Mais en l’occurrence, il s’agit d’un village, lui aussi vidé de sa substance. Peuplé – si l’on peut dire – d’anciens de la région et de néo-ruraux aux destins cabossés. Des personnages parfois peu fréquentables comme le voisin Gote. Un nazi dont les amis entonnent autour d’un barbecue le Horst-Wessel Lied, un des chants braillé par les SS et les troupes allemandes et interdit en Allemagne.
Il faut tout le talent de Judith Zeh, son « métier » -l’art du suspense par exemple – pour nous permettre d’accrocher à ces deux personnages. Et au développement progressif de leur amitié. C’est là que ma critique se situe : le kitsch du nazi au grand cœur est assez insupportable.Si la critique est acerbe vis-à-vis du milieu citadin personnifié par Robert, Julie Zeh, tout en faisant clairement comprendre que Gote le nazi, est un vrai nazi qu’il déteste les homosexuels, la médecin du Sri Lanka qui veut le soigner et qu’il a un lourd passé, l’auteure donc essaye néanmoins par tous les moyens de faire comprendre que Gote est en fait un brave homme. D’abord à Dora, le personnage principal et peut-être à nous, les lecteurs. Quel est alors le sens de ce roman ? Dans une interview, l’autrice Juli Zeh expliquait que l’intérêt de la littérature est justement de permettre ce genre de rencontres improbables et de questionnements.

## [DÉTAILS DE LA TÂCHE]
Reproduisez à l'identique le passage de l'extrait qui commence aux mots « Mais en l’occurrence, il » et s'arrête après les mots « interdit en Allemagne. ».

## [DONNÉES FOURNIES]
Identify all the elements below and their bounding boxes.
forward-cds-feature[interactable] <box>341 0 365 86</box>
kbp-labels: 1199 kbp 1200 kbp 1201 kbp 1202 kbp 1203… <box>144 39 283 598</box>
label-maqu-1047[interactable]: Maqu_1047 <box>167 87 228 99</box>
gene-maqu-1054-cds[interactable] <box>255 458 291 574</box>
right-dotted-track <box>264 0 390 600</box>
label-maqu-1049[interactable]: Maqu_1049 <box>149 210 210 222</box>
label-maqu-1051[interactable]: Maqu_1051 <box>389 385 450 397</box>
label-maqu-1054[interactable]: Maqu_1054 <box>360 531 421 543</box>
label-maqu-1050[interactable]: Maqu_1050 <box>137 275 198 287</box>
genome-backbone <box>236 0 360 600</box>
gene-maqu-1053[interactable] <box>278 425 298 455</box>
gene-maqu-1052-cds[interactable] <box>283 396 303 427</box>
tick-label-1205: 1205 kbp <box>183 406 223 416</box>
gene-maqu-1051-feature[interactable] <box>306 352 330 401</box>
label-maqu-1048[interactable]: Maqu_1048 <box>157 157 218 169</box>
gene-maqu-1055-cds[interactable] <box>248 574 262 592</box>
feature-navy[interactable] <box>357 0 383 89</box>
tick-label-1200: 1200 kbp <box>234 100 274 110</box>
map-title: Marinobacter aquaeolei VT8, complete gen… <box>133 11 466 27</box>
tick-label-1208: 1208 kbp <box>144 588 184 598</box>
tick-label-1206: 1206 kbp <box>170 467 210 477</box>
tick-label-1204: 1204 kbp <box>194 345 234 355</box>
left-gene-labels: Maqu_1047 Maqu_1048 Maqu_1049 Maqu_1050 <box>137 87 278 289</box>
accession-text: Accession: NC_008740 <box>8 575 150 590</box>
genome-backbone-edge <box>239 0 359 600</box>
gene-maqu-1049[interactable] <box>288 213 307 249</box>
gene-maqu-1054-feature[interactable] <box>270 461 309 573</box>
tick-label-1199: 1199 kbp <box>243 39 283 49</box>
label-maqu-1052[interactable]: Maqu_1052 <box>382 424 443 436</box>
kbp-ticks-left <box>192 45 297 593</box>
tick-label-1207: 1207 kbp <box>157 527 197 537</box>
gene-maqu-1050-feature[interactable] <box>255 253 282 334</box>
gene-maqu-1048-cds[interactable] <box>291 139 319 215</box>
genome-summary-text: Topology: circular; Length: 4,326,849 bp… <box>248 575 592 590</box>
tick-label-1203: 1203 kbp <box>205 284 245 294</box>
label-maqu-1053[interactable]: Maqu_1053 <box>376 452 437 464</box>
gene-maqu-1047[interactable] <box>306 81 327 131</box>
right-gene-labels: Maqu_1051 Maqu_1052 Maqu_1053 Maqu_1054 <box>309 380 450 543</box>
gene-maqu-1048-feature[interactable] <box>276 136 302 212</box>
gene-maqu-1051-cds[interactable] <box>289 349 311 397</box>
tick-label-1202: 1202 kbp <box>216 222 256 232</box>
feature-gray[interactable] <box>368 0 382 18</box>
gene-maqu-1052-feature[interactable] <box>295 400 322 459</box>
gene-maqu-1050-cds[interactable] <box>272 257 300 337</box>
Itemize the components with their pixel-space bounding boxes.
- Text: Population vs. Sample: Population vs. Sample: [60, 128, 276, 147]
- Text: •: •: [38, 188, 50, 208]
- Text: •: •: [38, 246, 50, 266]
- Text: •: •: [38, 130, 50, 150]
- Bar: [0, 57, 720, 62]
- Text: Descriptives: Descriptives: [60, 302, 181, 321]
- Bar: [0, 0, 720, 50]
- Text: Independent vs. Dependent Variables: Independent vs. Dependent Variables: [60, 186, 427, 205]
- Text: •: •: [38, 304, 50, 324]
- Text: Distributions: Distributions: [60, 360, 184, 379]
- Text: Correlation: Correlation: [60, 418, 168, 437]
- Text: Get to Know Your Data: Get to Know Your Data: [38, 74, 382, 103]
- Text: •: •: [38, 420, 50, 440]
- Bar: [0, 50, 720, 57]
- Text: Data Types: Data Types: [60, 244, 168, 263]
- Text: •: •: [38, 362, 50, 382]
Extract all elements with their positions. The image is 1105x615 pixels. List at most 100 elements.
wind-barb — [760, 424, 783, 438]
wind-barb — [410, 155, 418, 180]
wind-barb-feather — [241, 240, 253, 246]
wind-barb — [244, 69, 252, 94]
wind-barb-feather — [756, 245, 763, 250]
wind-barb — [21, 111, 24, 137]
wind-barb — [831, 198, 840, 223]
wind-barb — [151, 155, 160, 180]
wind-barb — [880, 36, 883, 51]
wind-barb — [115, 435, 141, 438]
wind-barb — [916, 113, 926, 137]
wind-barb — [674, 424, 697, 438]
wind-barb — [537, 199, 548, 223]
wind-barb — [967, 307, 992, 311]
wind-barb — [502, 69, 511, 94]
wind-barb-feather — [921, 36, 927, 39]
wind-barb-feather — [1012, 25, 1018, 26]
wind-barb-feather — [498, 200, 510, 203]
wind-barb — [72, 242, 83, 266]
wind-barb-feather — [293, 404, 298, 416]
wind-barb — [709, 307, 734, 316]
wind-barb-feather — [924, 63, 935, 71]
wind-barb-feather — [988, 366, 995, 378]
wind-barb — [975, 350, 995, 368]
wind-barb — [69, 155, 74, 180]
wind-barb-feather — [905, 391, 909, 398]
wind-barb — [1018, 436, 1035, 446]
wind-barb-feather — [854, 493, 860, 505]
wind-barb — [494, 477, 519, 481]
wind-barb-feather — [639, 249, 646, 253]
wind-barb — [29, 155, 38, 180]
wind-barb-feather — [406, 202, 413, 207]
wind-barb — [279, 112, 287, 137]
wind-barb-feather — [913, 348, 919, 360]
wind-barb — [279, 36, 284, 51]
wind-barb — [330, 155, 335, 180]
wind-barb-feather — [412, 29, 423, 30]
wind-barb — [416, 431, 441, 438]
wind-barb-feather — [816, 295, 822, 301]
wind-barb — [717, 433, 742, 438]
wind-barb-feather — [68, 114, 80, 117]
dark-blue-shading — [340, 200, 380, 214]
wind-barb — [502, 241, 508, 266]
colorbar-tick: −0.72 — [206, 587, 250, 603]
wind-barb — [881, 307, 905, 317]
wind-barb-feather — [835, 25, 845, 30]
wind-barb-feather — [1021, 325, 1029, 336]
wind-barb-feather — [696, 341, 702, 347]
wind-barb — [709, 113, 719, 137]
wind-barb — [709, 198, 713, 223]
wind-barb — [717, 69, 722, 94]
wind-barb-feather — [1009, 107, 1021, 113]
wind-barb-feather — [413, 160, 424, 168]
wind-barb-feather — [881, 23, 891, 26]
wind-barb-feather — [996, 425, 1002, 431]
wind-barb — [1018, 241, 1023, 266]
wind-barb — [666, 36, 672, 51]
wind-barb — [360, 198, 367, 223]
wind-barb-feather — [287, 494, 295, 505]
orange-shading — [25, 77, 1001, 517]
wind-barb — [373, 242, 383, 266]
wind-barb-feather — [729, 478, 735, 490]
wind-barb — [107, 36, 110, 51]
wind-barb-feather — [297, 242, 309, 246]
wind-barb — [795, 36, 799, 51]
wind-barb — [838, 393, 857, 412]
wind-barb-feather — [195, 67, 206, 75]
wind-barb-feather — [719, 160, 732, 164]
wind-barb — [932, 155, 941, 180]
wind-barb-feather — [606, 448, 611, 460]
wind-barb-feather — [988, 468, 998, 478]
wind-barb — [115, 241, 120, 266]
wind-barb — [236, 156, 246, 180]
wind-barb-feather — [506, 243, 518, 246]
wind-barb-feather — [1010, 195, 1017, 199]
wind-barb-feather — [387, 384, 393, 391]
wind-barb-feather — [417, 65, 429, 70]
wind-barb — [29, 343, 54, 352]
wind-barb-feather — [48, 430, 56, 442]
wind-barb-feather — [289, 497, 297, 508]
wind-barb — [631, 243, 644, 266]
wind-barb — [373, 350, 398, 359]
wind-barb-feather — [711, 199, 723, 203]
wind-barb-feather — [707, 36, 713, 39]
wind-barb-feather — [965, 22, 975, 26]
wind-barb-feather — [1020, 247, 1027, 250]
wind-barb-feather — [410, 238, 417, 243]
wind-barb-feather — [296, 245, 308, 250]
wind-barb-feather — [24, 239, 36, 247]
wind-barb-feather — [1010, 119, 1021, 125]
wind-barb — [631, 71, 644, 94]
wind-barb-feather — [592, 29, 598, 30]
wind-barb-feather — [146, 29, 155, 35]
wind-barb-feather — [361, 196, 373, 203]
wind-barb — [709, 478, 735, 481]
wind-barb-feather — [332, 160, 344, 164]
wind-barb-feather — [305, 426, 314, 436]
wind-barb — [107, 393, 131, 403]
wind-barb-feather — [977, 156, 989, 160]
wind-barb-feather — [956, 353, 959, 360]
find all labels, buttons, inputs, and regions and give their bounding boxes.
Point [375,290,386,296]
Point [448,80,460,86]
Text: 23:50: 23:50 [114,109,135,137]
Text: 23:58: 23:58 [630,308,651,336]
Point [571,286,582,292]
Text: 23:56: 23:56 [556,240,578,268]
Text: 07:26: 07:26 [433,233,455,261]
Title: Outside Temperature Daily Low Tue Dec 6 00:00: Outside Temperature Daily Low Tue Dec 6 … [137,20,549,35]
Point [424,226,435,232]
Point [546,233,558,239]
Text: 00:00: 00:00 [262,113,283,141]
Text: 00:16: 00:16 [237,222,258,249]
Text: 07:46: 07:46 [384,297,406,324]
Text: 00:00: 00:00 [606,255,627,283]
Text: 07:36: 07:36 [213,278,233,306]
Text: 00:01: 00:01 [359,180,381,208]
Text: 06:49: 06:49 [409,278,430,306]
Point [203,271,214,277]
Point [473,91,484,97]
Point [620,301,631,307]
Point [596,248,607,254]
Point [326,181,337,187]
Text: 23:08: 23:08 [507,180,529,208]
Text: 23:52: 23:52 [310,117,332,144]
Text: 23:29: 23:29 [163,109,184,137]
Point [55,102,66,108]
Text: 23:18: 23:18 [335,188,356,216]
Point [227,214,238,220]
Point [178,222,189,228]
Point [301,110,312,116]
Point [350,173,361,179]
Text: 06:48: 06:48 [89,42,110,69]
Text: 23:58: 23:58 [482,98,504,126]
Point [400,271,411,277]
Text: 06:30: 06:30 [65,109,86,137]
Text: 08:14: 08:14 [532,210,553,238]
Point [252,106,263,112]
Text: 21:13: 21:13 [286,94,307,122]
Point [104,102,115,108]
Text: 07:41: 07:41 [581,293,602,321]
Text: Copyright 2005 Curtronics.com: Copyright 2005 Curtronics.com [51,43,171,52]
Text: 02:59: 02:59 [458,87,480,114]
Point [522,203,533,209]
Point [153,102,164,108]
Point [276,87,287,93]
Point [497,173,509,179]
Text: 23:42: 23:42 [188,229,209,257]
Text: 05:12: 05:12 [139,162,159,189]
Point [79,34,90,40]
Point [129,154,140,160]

## [RÉPONSE FOURNIE]
Mais en l’occurrence, il s’agit d’un village, lui aussi vidé de sa substance. Peuplé – si l’on peut dire – d’anciens de la région et de néo-ruraux aux destins cabossés. Des personnages parfois peu fréquentables comme le voisin Gote. Un nazi dont les amis entonnent autour d’un barbecue le Horst-Wessel Lied, un des chants braillé par les SS et les troupes allemandes et interdit en Allemagne.